### Given task
Each line below either holds the string "screenshot" or doesn't. Count those that do and give only the number.

##########

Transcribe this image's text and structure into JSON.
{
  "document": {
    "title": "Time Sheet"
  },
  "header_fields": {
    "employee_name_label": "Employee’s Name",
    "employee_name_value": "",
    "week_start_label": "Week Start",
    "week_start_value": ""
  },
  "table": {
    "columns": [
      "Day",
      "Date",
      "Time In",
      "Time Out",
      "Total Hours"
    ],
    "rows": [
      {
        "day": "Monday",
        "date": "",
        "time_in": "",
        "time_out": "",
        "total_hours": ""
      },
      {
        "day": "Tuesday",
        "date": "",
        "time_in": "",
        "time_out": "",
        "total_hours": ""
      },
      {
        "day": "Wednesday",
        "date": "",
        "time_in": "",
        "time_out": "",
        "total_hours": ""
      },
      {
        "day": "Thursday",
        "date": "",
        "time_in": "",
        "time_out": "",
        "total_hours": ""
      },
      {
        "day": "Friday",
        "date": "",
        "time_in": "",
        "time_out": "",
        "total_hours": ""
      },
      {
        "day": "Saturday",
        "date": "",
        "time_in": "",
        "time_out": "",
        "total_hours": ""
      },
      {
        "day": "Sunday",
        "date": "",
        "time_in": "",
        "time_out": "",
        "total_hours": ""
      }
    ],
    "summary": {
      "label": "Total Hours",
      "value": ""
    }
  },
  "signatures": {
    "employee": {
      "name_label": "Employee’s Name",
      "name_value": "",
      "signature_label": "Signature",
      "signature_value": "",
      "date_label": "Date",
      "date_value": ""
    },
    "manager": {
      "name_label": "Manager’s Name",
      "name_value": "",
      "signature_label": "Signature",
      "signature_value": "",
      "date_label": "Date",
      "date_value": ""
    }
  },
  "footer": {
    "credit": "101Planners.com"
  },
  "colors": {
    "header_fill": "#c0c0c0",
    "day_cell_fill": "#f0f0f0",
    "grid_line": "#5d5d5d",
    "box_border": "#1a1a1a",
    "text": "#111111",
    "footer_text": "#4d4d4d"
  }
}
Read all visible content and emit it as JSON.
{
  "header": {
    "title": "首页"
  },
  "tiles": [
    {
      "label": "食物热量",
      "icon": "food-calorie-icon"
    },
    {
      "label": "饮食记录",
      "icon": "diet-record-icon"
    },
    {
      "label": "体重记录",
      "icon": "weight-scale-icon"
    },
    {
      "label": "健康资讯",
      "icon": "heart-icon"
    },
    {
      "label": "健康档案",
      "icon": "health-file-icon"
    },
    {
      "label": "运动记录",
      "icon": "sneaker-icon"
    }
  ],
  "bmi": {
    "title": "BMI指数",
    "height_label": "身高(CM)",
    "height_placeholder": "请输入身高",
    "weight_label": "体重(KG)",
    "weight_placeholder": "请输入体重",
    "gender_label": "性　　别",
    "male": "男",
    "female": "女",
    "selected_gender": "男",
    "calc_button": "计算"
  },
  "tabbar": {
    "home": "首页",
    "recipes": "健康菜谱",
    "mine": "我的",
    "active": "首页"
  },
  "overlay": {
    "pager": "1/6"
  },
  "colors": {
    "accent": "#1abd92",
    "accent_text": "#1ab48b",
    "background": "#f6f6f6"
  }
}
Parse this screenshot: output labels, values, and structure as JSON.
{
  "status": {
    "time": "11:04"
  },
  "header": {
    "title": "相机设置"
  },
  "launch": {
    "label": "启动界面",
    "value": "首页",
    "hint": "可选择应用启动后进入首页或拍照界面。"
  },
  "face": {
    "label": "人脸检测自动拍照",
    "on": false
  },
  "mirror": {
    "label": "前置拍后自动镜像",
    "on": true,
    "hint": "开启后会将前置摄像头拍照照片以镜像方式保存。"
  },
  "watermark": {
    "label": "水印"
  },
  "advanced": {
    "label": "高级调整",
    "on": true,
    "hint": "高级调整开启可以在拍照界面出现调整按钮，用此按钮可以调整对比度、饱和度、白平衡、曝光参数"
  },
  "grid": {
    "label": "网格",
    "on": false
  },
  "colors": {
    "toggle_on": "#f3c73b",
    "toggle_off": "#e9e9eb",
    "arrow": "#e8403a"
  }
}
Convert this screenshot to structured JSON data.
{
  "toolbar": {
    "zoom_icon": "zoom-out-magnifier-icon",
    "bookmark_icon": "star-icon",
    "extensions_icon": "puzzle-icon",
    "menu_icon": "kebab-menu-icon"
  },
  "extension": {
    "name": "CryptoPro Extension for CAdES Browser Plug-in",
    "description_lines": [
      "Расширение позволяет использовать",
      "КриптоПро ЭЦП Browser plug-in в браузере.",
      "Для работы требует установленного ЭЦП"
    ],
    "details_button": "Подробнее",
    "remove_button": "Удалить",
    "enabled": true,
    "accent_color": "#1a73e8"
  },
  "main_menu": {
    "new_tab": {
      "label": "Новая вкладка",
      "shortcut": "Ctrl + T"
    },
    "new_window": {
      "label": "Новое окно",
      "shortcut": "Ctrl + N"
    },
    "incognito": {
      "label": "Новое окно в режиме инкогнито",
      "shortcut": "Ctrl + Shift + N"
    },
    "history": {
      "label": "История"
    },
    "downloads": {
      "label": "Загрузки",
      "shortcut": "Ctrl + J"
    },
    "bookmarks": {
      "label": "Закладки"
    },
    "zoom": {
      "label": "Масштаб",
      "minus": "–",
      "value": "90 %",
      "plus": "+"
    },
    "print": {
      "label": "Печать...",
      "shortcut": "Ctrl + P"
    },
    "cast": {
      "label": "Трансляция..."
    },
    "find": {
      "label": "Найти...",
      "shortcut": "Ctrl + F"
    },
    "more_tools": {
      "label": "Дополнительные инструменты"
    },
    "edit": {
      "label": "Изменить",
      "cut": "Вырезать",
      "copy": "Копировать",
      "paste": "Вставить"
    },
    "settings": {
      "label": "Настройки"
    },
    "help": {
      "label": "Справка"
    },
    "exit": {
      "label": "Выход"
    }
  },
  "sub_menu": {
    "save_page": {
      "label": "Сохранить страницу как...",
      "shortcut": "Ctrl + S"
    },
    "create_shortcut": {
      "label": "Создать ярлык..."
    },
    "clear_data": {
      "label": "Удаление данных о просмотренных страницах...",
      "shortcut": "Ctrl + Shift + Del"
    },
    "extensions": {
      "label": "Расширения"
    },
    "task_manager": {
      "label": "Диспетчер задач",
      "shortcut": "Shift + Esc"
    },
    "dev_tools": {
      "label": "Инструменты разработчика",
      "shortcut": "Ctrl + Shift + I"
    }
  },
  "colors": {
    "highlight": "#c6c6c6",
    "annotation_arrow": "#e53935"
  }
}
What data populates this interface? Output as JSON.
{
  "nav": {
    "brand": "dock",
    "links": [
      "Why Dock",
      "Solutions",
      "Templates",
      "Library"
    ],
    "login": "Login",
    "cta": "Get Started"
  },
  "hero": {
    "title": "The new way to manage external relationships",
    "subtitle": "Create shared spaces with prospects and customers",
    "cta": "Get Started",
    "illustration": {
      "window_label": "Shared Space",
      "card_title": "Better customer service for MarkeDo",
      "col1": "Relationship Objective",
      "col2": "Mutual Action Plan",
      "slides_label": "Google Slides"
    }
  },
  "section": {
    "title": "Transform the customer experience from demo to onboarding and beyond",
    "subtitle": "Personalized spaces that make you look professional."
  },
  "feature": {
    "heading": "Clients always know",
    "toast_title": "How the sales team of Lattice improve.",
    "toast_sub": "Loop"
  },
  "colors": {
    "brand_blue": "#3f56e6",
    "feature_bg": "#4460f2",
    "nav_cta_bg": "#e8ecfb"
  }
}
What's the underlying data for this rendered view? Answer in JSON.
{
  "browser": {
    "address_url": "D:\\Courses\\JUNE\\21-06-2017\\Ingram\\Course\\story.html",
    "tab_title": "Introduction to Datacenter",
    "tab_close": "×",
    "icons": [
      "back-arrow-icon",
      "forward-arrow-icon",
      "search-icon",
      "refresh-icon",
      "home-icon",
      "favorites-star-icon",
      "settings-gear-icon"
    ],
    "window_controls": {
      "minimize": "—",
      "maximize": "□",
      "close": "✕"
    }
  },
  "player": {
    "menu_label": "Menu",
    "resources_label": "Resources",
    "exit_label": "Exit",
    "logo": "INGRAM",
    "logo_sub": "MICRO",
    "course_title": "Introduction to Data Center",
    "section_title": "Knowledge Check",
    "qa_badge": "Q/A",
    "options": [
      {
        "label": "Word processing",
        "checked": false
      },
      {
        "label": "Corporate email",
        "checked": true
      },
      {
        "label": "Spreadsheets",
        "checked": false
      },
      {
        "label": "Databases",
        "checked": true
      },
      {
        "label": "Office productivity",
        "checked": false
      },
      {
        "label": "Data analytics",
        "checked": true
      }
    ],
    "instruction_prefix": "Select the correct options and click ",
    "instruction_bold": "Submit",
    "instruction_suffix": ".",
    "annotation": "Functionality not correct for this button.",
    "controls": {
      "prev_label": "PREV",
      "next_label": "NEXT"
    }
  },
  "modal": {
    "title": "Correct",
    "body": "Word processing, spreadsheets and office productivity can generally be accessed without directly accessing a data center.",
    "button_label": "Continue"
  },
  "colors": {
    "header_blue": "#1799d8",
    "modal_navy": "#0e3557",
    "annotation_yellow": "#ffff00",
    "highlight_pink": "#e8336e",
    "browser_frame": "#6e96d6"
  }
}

##########

### Solution to the problem
2